* [Records for this exercise]:
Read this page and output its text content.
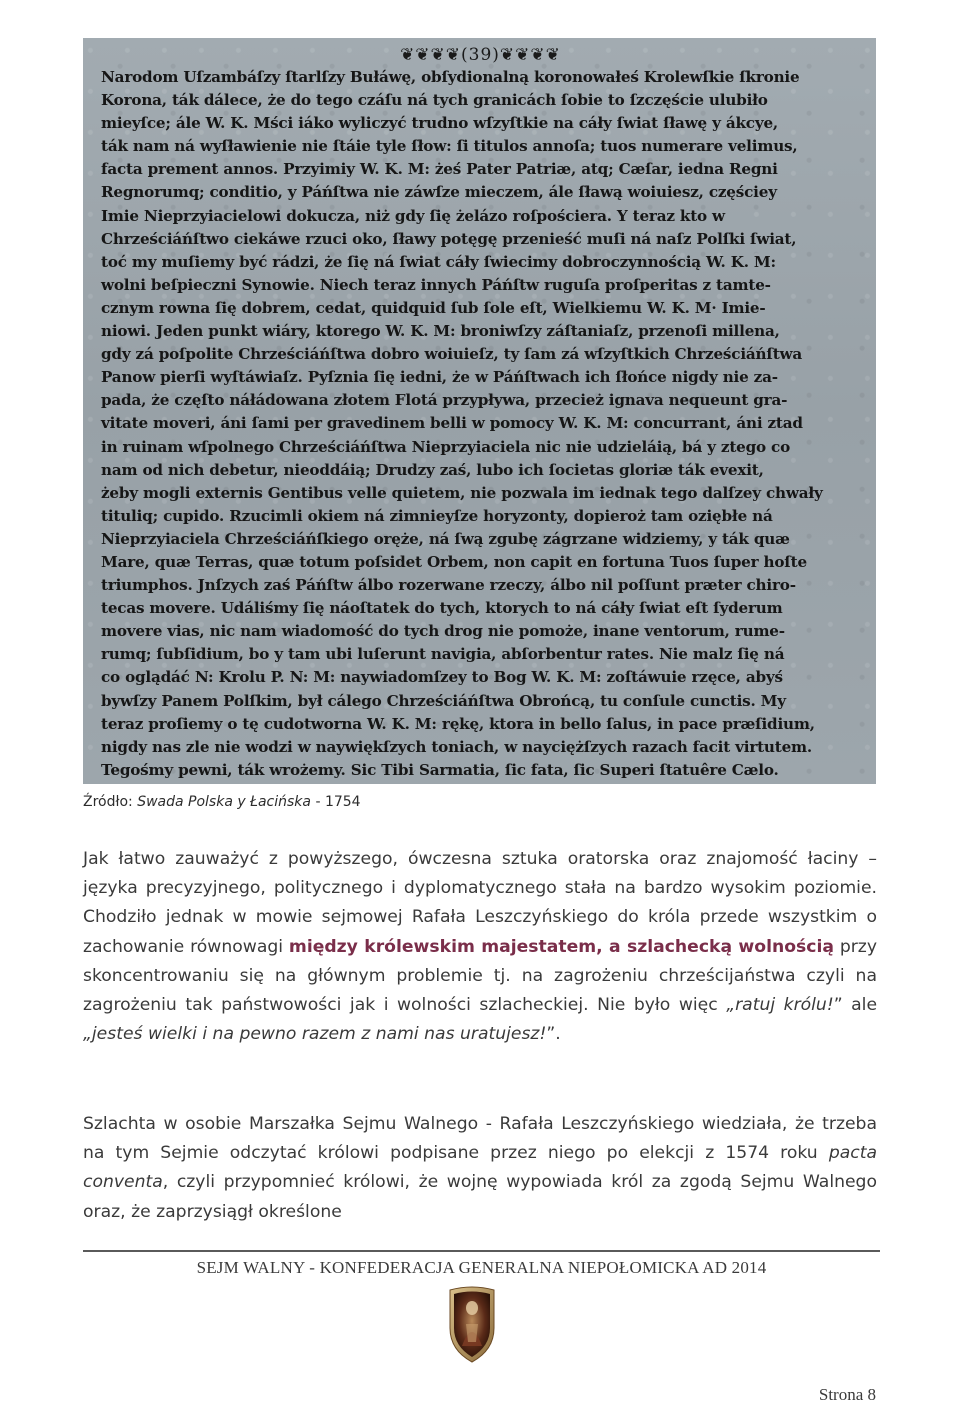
❦❦❦❦(39)❦❦❦❦
Narodom Uſzambáſzy ſtarlſzy Bułáwę, obſydionalną koronowałeś Krolewſkie ſkronie
Korona, ták dálece, że do tego czáſu ná tych granicách ſobie to ſzczęście ulubiło
mieyſce; ále W. K. Mści iáko wyliczyć trudno wſzyſtkie na cáły ſwiat ſławę y ákcye,
ták nam ná wyſławienie nie ſtáie tyle ſłow: ſi titulos annoſa; tuos numerare velimus,
facta prement annos. Przyimiy W. K. M: żeś Pater Patriæ, atq; Cæſar, iedna Regni
Regnorumq; conditio, y Páńſtwa nie záwſze mieczem, ále ſławą woiuiesz, częściey
Imie Nieprzyiacielowi dokucza, niż gdy ſię żelázo roſpościera. Y teraz kto w
Chrześciáńſtwo ciekáwe rzuci oko, ſławy potęgę przenieść muſi ná naſz Polſki ſwiat,
toć my muſiemy być rádzi, że ſię ná ſwiat cáły ſwiecimy dobroczynnością W. K. M:
wolni beſpieczni Synowie. Niech teraz innych Páńſtw ruguſa proſperitas z tamte-
cznym rowna ſię dobrem, cedat, quidquid ſub ſole eſt, Wielkiemu W. K. M· Imie-
niowi. Jeden punkt wiáry, ktorego W. K. M: broniwſzy záſtaniaſz, przenoſi millena,
gdy zá poſpolite Chrześciáńſtwa dobro woiuieſz, ty ſam zá wſzyſtkich Chrześciáńſtwa
Panow pierſi wyſtáwiaſz. Pyſznia ſię iedni, że w Páńſtwach ich ſłońce nigdy nie za-
pada, że częſto náłádowana złotem Flotá przypływa, przecież ignava nequeunt gra-
vitate moveri, áni ſami per gravedinem belli w pomocy W. K. M: concurrant, áni ztad
in ruinam wſpolnego Chrześciáńſtwa Nieprzyiaciela nic nie udzieláią, bá y ztego co
nam od nich debetur, nieoddáią; Drudzy zaś, lubo ich ſocietas gloriæ ták evexit,
żeby mogli externis Gentibus velle quietem, nie pozwala im iednak tego dalſzey chwały
tituliq; cupido. Rzucimli okiem ná zimnieyſze horyzonty, dopieroż tam oziębłe ná
Nieprzyiaciela Chrześciáńſkiego oręże, ná ſwą zgubę zágrzane widziemy, y ták quæ
Mare, quæ Terras, quæ totum poſsidet Orbem, non capit en fortuna Tuos ſuper hoſte
triumphos. Jnſzych zaś Páńſtw álbo rozerwane rzeczy, álbo nil poſſunt præter chiro-
tecas movere. Událiśmy ſię náoſtatek do tych, ktorych to ná cáły ſwiat eſt ſyderum
movere vias, nic nam wiadomość do tych drog nie pomoże, inane ventorum, rume-
rumq; ſubſidium, bo y tam ubi luſerunt navigia, abſorbentur rates. Nie malz ſię ná
co oglądáć N: Krolu P. N: M: naywiadomſzey to Bog W. K. M: zoſtáwuie rzęce, abyś
bywſzy Panem Polſkim, był cálego Chrześciáńſtwa Obrońcą, tu conſule cunctis. My
teraz proſiemy o tę cudotworna W. K. M: rękę, ktora in bello ſalus, in pace præſidium,
nigdy nas zle nie wodzi w naywiękſzych toniach, w nayciężſzych razach facit virtutem.
Tegośmy pewni, ták wrożemy. Sic Tibi Sarmatia, ſic fata, ſic Superi ſtatuêre Cælo.
Źródło: Swada Polska y Łacińska - 1754

Jak łatwo zauważyć z powyższego, ówczesna sztuka oratorska oraz znajomość łaciny – języka precyzyjnego, politycznego i dyplomatycznego stała na bardzo wysokim poziomie. Chodziło jednak w mowie sejmowej Rafała Leszczyńskiego do króla przede wszystkim o zachowanie równowagi między królewskim majestatem, a szlachecką wolnością przy skoncentrowaniu się na głównym problemie tj. na zagrożeniu chrześcijaństwa czyli na zagrożeniu tak państwowości jak i wolności szlacheckiej. Nie było więc „ratuj królu!” ale „jesteś wielki i na pewno razem z nami nas uratujesz!”.

Szlachta w osobie Marszałka Sejmu Walnego - Rafała Leszczyńskiego wiedziała, że trzeba na tym Sejmie odczytać królowi podpisane przez niego po elekcji z 1574 roku pacta conventa, czyli przypomnieć królowi, że wojnę wypowiada król za zgodą Sejmu Walnego oraz, że zaprzysiągł określone

SEJM WALNY - KONFEDERACJA GENERALNA NIEPOŁOMICKA AD 2014
Strona 8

* [Exercise requirements]: Scan the records for the string "nigdy". Copy each line in which it appears.

* [Solved exercise]:
Panow pierſi wyſtáwiaſz. Pyſznia ſię iedni, że w Páńſtwach ich ſłońce nigdy nie za-
nigdy nas zle nie wodzi w naywiękſzych toniach, w nayciężſzych razach facit virtutem.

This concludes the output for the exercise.